■ **Provided information**:
....................

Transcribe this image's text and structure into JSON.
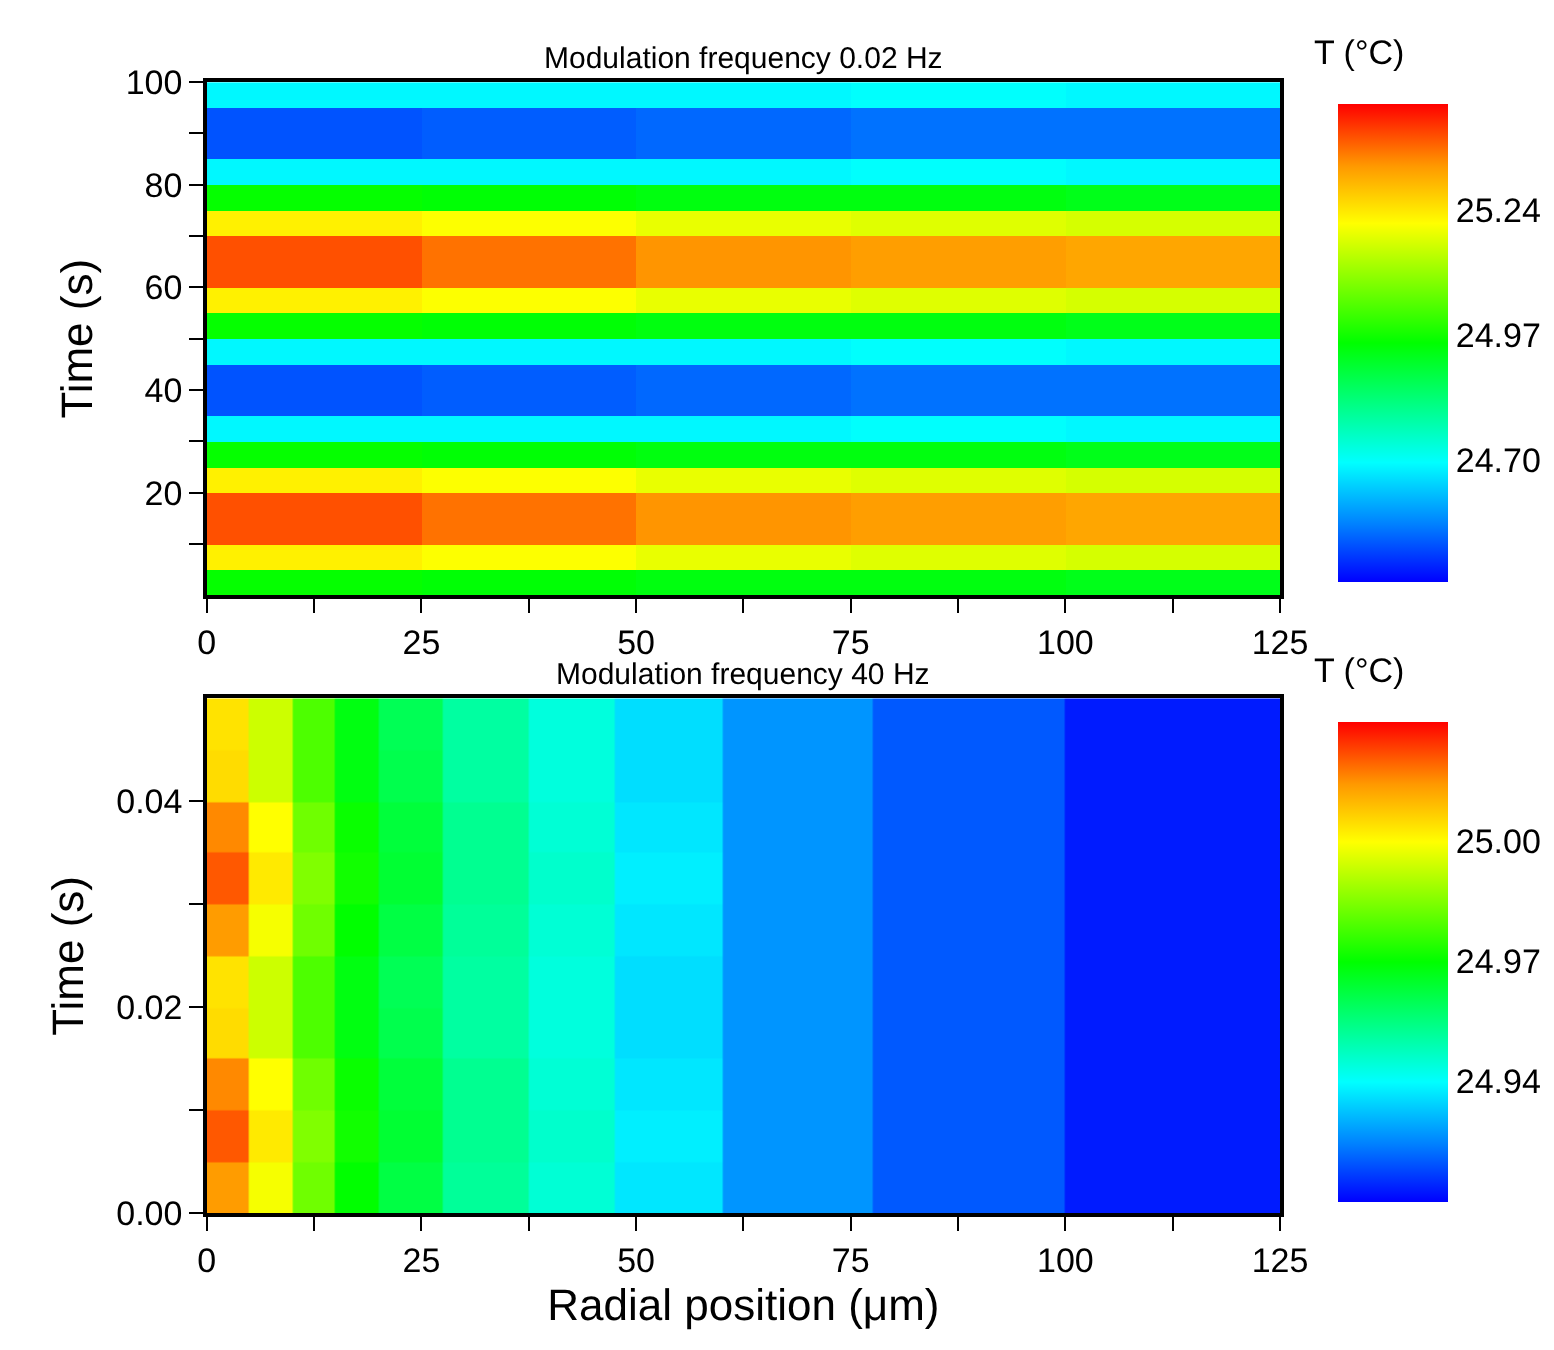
{
  "chart_data": [
    {
      "type": "heatmap",
      "title": "Modulation frequency 0.02 Hz",
      "ylabel": "Time (s)",
      "clabel": "T (°C)",
      "x": [
        12.5,
        37.5,
        62.5,
        87.5,
        112.5
      ],
      "y": [
        97.5,
        92.5,
        87.5,
        82.5,
        77.5,
        72.5,
        67.5,
        62.5,
        57.5,
        52.5,
        47.5,
        42.5,
        37.5,
        32.5,
        27.5,
        22.5,
        17.5,
        12.5,
        7.5,
        2.5
      ],
      "cells": [
        [
          24.69,
          24.69,
          24.69,
          24.7,
          24.69
        ],
        [
          24.52,
          24.53,
          24.54,
          24.55,
          24.55
        ],
        [
          24.52,
          24.53,
          24.54,
          24.55,
          24.55
        ],
        [
          24.69,
          24.69,
          24.69,
          24.7,
          24.69
        ],
        [
          24.96,
          24.95,
          24.94,
          24.94,
          24.93
        ],
        [
          25.23,
          25.21,
          25.19,
          25.18,
          25.17
        ],
        [
          25.4,
          25.37,
          25.34,
          25.33,
          25.32
        ],
        [
          25.4,
          25.37,
          25.34,
          25.33,
          25.32
        ],
        [
          25.23,
          25.21,
          25.19,
          25.18,
          25.17
        ],
        [
          24.96,
          24.95,
          24.94,
          24.94,
          24.93
        ],
        [
          24.69,
          24.69,
          24.69,
          24.7,
          24.69
        ],
        [
          24.52,
          24.53,
          24.54,
          24.55,
          24.55
        ],
        [
          24.52,
          24.53,
          24.54,
          24.55,
          24.55
        ],
        [
          24.69,
          24.69,
          24.69,
          24.7,
          24.69
        ],
        [
          24.96,
          24.95,
          24.94,
          24.94,
          24.93
        ],
        [
          25.23,
          25.21,
          25.19,
          25.18,
          25.17
        ],
        [
          25.4,
          25.37,
          25.34,
          25.33,
          25.32
        ],
        [
          25.4,
          25.37,
          25.34,
          25.33,
          25.32
        ],
        [
          25.23,
          25.21,
          25.19,
          25.18,
          25.17
        ],
        [
          24.96,
          24.95,
          24.94,
          24.94,
          24.93
        ]
      ],
      "xlim": [
        0,
        125
      ],
      "xticks": [
        0,
        {
          "value": 12.5,
          "label": null
        },
        25,
        {
          "value": 37.5,
          "label": null
        },
        50,
        {
          "value": 62.5,
          "label": null
        },
        75,
        {
          "value": 87.5,
          "label": null
        },
        100,
        {
          "value": 112.5,
          "label": null
        },
        125
      ],
      "ylim": [
        0,
        100
      ],
      "yticks": [
        {
          "value": 10,
          "label": null
        },
        20,
        {
          "value": 30,
          "label": null
        },
        40,
        {
          "value": 50,
          "label": null
        },
        60,
        {
          "value": 70,
          "label": null
        },
        80,
        {
          "value": 90,
          "label": null
        },
        100
      ],
      "clim": [
        24.44,
        25.47
      ],
      "cticks": [
        {
          "value": 24.7,
          "label": "24.70"
        },
        24.97,
        25.24
      ]
    },
    {
      "type": "heatmap",
      "title": "Modulation frequency 40 Hz",
      "xlabel": "Radial position (μm)",
      "ylabel": "Time (s)",
      "clabel": "T (°C)",
      "x": [
        2.5,
        7.5,
        12.5,
        17.5,
        22.5,
        32.5,
        42.5,
        52.5,
        67.5,
        87.5,
        112.5
      ],
      "y": [
        0.0475,
        0.0425,
        0.0375,
        0.0325,
        0.0275,
        0.0225,
        0.0175,
        0.0125,
        0.0075,
        0.0025
      ],
      "cells": [
        [
          25.004,
          24.994,
          24.979,
          24.968,
          24.96,
          24.951,
          24.944,
          24.936,
          24.927,
          24.92,
          24.913
        ],
        [
          25.005,
          24.994,
          24.979,
          24.968,
          24.961,
          24.951,
          24.944,
          24.936,
          24.927,
          24.92,
          24.913
        ],
        [
          25.016,
          25.0,
          24.983,
          24.971,
          24.963,
          24.953,
          24.945,
          24.937,
          24.927,
          24.92,
          24.913
        ],
        [
          25.021,
          25.003,
          24.985,
          24.972,
          24.964,
          24.953,
          24.946,
          24.938,
          24.927,
          24.92,
          24.913
        ],
        [
          25.014,
          24.999,
          24.983,
          24.97,
          24.962,
          24.952,
          24.945,
          24.937,
          24.927,
          24.92,
          24.913
        ],
        [
          25.004,
          24.994,
          24.979,
          24.968,
          24.96,
          24.951,
          24.944,
          24.936,
          24.927,
          24.92,
          24.913
        ],
        [
          25.005,
          24.994,
          24.979,
          24.968,
          24.961,
          24.951,
          24.944,
          24.936,
          24.927,
          24.92,
          24.913
        ],
        [
          25.016,
          25.0,
          24.983,
          24.971,
          24.963,
          24.953,
          24.945,
          24.937,
          24.927,
          24.92,
          24.913
        ],
        [
          25.021,
          25.003,
          24.985,
          24.972,
          24.964,
          24.953,
          24.946,
          24.938,
          24.927,
          24.92,
          24.913
        ],
        [
          25.014,
          24.999,
          24.983,
          24.97,
          24.962,
          24.952,
          24.945,
          24.937,
          24.927,
          24.92,
          24.913
        ]
      ],
      "xlim": [
        0,
        125
      ],
      "xticks": [
        0,
        {
          "value": 12.5,
          "label": null
        },
        25,
        {
          "value": 37.5,
          "label": null
        },
        50,
        {
          "value": 62.5,
          "label": null
        },
        75,
        {
          "value": 87.5,
          "label": null
        },
        100,
        {
          "value": 112.5,
          "label": null
        },
        125
      ],
      "ylim": [
        0,
        0.05
      ],
      "yticks": [
        {
          "value": 0,
          "label": "0.00"
        },
        {
          "value": 0.01,
          "label": null
        },
        0.02,
        {
          "value": 0.03,
          "label": null
        },
        0.04
      ],
      "clim": [
        24.91,
        25.03
      ],
      "cticks": [
        24.94,
        24.97,
        {
          "value": 25.0,
          "label": "25.00"
        }
      ]
    }
  ]
}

....................

■ **Challenge**: Keep the pictures out of your copy, and repeat every entry above exactly.

■ **Exercise result**:
Transcribe this image's text and structure into JSON.
{
  "chart_data": [
    {
      "type": "heatmap",
      "title": "Modulation frequency 0.02 Hz",
      "ylabel": "Time (s)",
      "clabel": "T (°C)",
      "x": [
        12.5,
        37.5,
        62.5,
        87.5,
        112.5
      ],
      "y": [
        97.5,
        92.5,
        87.5,
        82.5,
        77.5,
        72.5,
        67.5,
        62.5,
        57.5,
        52.5,
        47.5,
        42.5,
        37.5,
        32.5,
        27.5,
        22.5,
        17.5,
        12.5,
        7.5,
        2.5
      ],
      "cells": [
        [
          24.69,
          24.69,
          24.69,
          24.7,
          24.69
        ],
        [
          24.52,
          24.53,
          24.54,
          24.55,
          24.55
        ],
        [
          24.52,
          24.53,
          24.54,
          24.55,
          24.55
        ],
        [
          24.69,
          24.69,
          24.69,
          24.7,
          24.69
        ],
        [
          24.96,
          24.95,
          24.94,
          24.94,
          24.93
        ],
        [
          25.23,
          25.21,
          25.19,
          25.18,
          25.17
        ],
        [
          25.4,
          25.37,
          25.34,
          25.33,
          25.32
        ],
        [
          25.4,
          25.37,
          25.34,
          25.33,
          25.32
        ],
        [
          25.23,
          25.21,
          25.19,
          25.18,
          25.17
        ],
        [
          24.96,
          24.95,
          24.94,
          24.94,
          24.93
        ],
        [
          24.69,
          24.69,
          24.69,
          24.7,
          24.69
        ],
        [
          24.52,
          24.53,
          24.54,
          24.55,
          24.55
        ],
        [
          24.52,
          24.53,
          24.54,
          24.55,
          24.55
        ],
        [
          24.69,
          24.69,
          24.69,
          24.7,
          24.69
        ],
        [
          24.96,
          24.95,
          24.94,
          24.94,
          24.93
        ],
        [
          25.23,
          25.21,
          25.19,
          25.18,
          25.17
        ],
        [
          25.4,
          25.37,
          25.34,
          25.33,
          25.32
        ],
        [
          25.4,
          25.37,
          25.34,
          25.33,
          25.32
        ],
        [
          25.23,
          25.21,
          25.19,
          25.18,
          25.17
        ],
        [
          24.96,
          24.95,
          24.94,
          24.94,
          24.93
        ]
      ],
      "xlim": [
        0,
        125
      ],
      "xticks": [
        0,
        {
          "value": 12.5,
          "label": null
        },
        25,
        {
          "value": 37.5,
          "label": null
        },
        50,
        {
          "value": 62.5,
          "label": null
        },
        75,
        {
          "value": 87.5,
          "label": null
        },
        100,
        {
          "value": 112.5,
          "label": null
        },
        125
      ],
      "ylim": [
        0,
        100
      ],
      "yticks": [
        {
          "value": 10,
          "label": null
        },
        20,
        {
          "value": 30,
          "label": null
        },
        40,
        {
          "value": 50,
          "label": null
        },
        60,
        {
          "value": 70,
          "label": null
        },
        80,
        {
          "value": 90,
          "label": null
        },
        100
      ],
      "clim": [
        24.44,
        25.47
      ],
      "cticks": [
        {
          "value": 24.7,
          "label": "24.70"
        },
        24.97,
        25.24
      ]
    },
    {
      "type": "heatmap",
      "title": "Modulation frequency 40 Hz",
      "xlabel": "Radial position (μm)",
      "ylabel": "Time (s)",
      "clabel": "T (°C)",
      "x": [
        2.5,
        7.5,
        12.5,
        17.5,
        22.5,
        32.5,
        42.5,
        52.5,
        67.5,
        87.5,
        112.5
      ],
      "y": [
        0.0475,
        0.0425,
        0.0375,
        0.0325,
        0.0275,
        0.0225,
        0.0175,
        0.0125,
        0.0075,
        0.0025
      ],
      "cells": [
        [
          25.004,
          24.994,
          24.979,
          24.968,
          24.96,
          24.951,
          24.944,
          24.936,
          24.927,
          24.92,
          24.913
        ],
        [
          25.005,
          24.994,
          24.979,
          24.968,
          24.961,
          24.951,
          24.944,
          24.936,
          24.927,
          24.92,
          24.913
        ],
        [
          25.016,
          25.0,
          24.983,
          24.971,
          24.963,
          24.953,
          24.945,
          24.937,
          24.927,
          24.92,
          24.913
        ],
        [
          25.021,
          25.003,
          24.985,
          24.972,
          24.964,
          24.953,
          24.946,
          24.938,
          24.927,
          24.92,
          24.913
        ],
        [
          25.014,
          24.999,
          24.983,
          24.97,
          24.962,
          24.952,
          24.945,
          24.937,
          24.927,
          24.92,
          24.913
        ],
        [
          25.004,
          24.994,
          24.979,
          24.968,
          24.96,
          24.951,
          24.944,
          24.936,
          24.927,
          24.92,
          24.913
        ],
        [
          25.005,
          24.994,
          24.979,
          24.968,
          24.961,
          24.951,
          24.944,
          24.936,
          24.927,
          24.92,
          24.913
        ],
        [
          25.016,
          25.0,
          24.983,
          24.971,
          24.963,
          24.953,
          24.945,
          24.937,
          24.927,
          24.92,
          24.913
        ],
        [
          25.021,
          25.003,
          24.985,
          24.972,
          24.964,
          24.953,
          24.946,
          24.938,
          24.927,
          24.92,
          24.913
        ],
        [
          25.014,
          24.999,
          24.983,
          24.97,
          24.962,
          24.952,
          24.945,
          24.937,
          24.927,
          24.92,
          24.913
        ]
      ],
      "xlim": [
        0,
        125
      ],
      "xticks": [
        0,
        {
          "value": 12.5,
          "label": null
        },
        25,
        {
          "value": 37.5,
          "label": null
        },
        50,
        {
          "value": 62.5,
          "label": null
        },
        75,
        {
          "value": 87.5,
          "label": null
        },
        100,
        {
          "value": 112.5,
          "label": null
        },
        125
      ],
      "ylim": [
        0,
        0.05
      ],
      "yticks": [
        {
          "value": 0,
          "label": "0.00"
        },
        {
          "value": 0.01,
          "label": null
        },
        0.02,
        {
          "value": 0.03,
          "label": null
        },
        0.04
      ],
      "clim": [
        24.91,
        25.03
      ],
      "cticks": [
        24.94,
        24.97,
        {
          "value": 25.0,
          "label": "25.00"
        }
      ]
    }
  ]
}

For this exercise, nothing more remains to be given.